Problem description →
From the entries below, copy every line that has the word "annotation".

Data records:
%%
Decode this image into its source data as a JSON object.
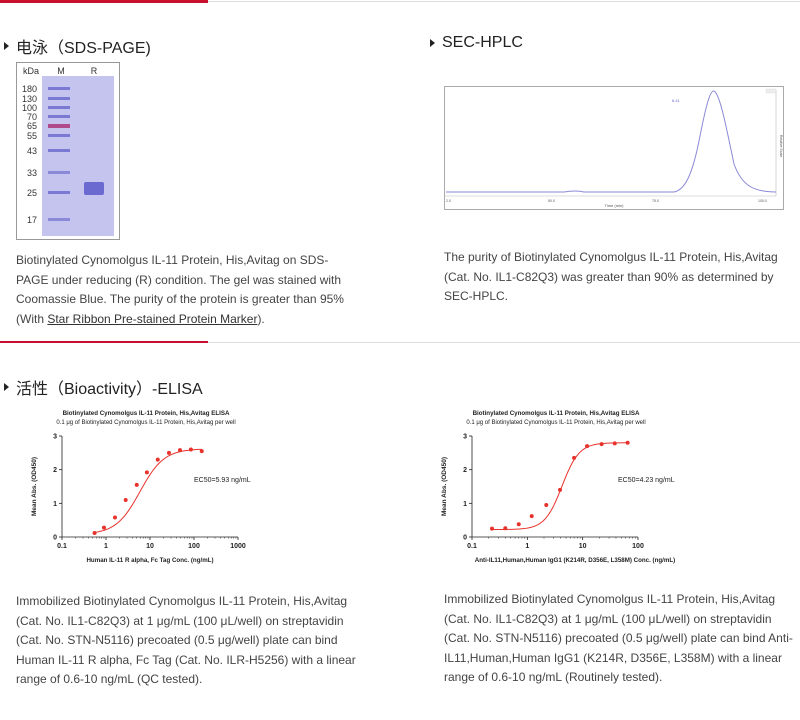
{
  "sections": {
    "sds": {
      "title": "电泳（SDS-PAGE)",
      "gel": {
        "unit": "kDa",
        "lanes": [
          "M",
          "R"
        ],
        "markers": [
          "180",
          "130",
          "100",
          "70",
          "65",
          "55",
          "43",
          "33",
          "25",
          "17"
        ]
      },
      "description_1": "Biotinylated Cynomolgus IL-11 Protein, His,Avitag on SDS-PAGE under reducing (R) condition. The gel was stained with Coomassie Blue. The purity of the protein is greater than 95% (With ",
      "link_text": "Star Ribbon Pre-stained Protein Marker",
      "description_2": ")."
    },
    "sec": {
      "title": "SEC-HPLC",
      "peak_label": "8.41",
      "x_axis_label": "Time (min)",
      "y_axis_label": "Relative Scale",
      "x_ticks": [
        "2.0",
        "50.0",
        "75.0",
        "100.0",
        "20.0"
      ],
      "description": "The purity of Biotinylated Cynomolgus IL-11 Protein, His,Avitag (Cat. No. IL1-C82Q3) was greater than 90% as determined by SEC-HPLC."
    },
    "elisa": {
      "title": "活性（Bioactivity）-ELISA",
      "description_left": "Immobilized Biotinylated Cynomolgus IL-11 Protein, His,Avitag (Cat. No. IL1-C82Q3) at 1 μg/mL (100 μL/well) on streptavidin (Cat. No. STN-N5116) precoated (0.5 μg/well) plate can bind Human IL-11 R alpha, Fc Tag (Cat. No. ILR-H5256) with a linear range of 0.6-10 ng/mL (QC tested).",
      "description_right": "Immobilized Biotinylated Cynomolgus IL-11 Protein, His,Avitag (Cat. No. IL1-C82Q3) at 1 μg/mL (100 μL/well) on streptavidin (Cat. No. STN-N5116) precoated (0.5 μg/well) plate can bind Anti-IL11,Human,Human IgG1 (K214R, D356E, L358M) with a linear range of 0.6-10 ng/mL (Routinely tested)."
    }
  },
  "colors": {
    "accent": "#c8102e",
    "curve": "#e8322c",
    "gel_bg": "#c4c4ee",
    "sec_line": "#8a8ad6"
  },
  "chart_data": [
    {
      "type": "scatter",
      "title": "Biotinylated Cynomolgus IL-11 Protein, His,Avitag ELISA",
      "subtitle": "0.1 μg of Biotinylated Cynomolgus IL-11 Protein, His,Avitag per well",
      "xlabel": "Human IL-11 R alpha, Fc Tag Conc. (ng/mL)",
      "ylabel": "Mean Abs. (OD450)",
      "xscale": "log",
      "xlim": [
        0.1,
        1000
      ],
      "ylim": [
        0,
        3
      ],
      "x_ticks": [
        "0.1",
        "1",
        "10",
        "100",
        "1000"
      ],
      "y_ticks": [
        "0",
        "1",
        "2",
        "3"
      ],
      "annotation": "EC50=5.93 ng/mL",
      "x": [
        0.55,
        0.9,
        1.6,
        2.8,
        5.0,
        8.5,
        15,
        27,
        48,
        85,
        150
      ],
      "y": [
        0.12,
        0.28,
        0.58,
        1.1,
        1.55,
        1.92,
        2.3,
        2.5,
        2.58,
        2.6,
        2.55
      ],
      "fit": {
        "bottom": 0.08,
        "top": 2.62,
        "ec50": 5.93,
        "hill": 1.6
      }
    },
    {
      "type": "scatter",
      "title": "Biotinylated Cynomolgus IL-11 Protein, His,Avitag ELISA",
      "subtitle": "0.1 μg of Biotinylated Cynomolgus IL-11 Protein, His,Avitag per well",
      "xlabel": "Anti-IL11,Human,Human IgG1 (K214R, D356E, L358M) Conc. (ng/mL)",
      "ylabel": "Mean Abs. (OD450)",
      "xscale": "log",
      "xlim": [
        0.1,
        100
      ],
      "ylim": [
        0,
        3
      ],
      "x_ticks": [
        "0.1",
        "1",
        "10",
        "100"
      ],
      "y_ticks": [
        "0",
        "1",
        "2",
        "3"
      ],
      "annotation": "EC50=4.23 ng/mL",
      "x": [
        0.23,
        0.4,
        0.7,
        1.2,
        2.2,
        3.9,
        7,
        12,
        22,
        38,
        65
      ],
      "y": [
        0.25,
        0.26,
        0.38,
        0.62,
        0.95,
        1.4,
        2.35,
        2.7,
        2.76,
        2.78,
        2.8
      ],
      "fit": {
        "bottom": 0.22,
        "top": 2.8,
        "ec50": 4.23,
        "hill": 2.8
      }
    }
  ]
}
%%
Exercise response →
      "annotation": "EC50=5.93 ng/mL",
      "annotation": "EC50=4.23 ng/mL",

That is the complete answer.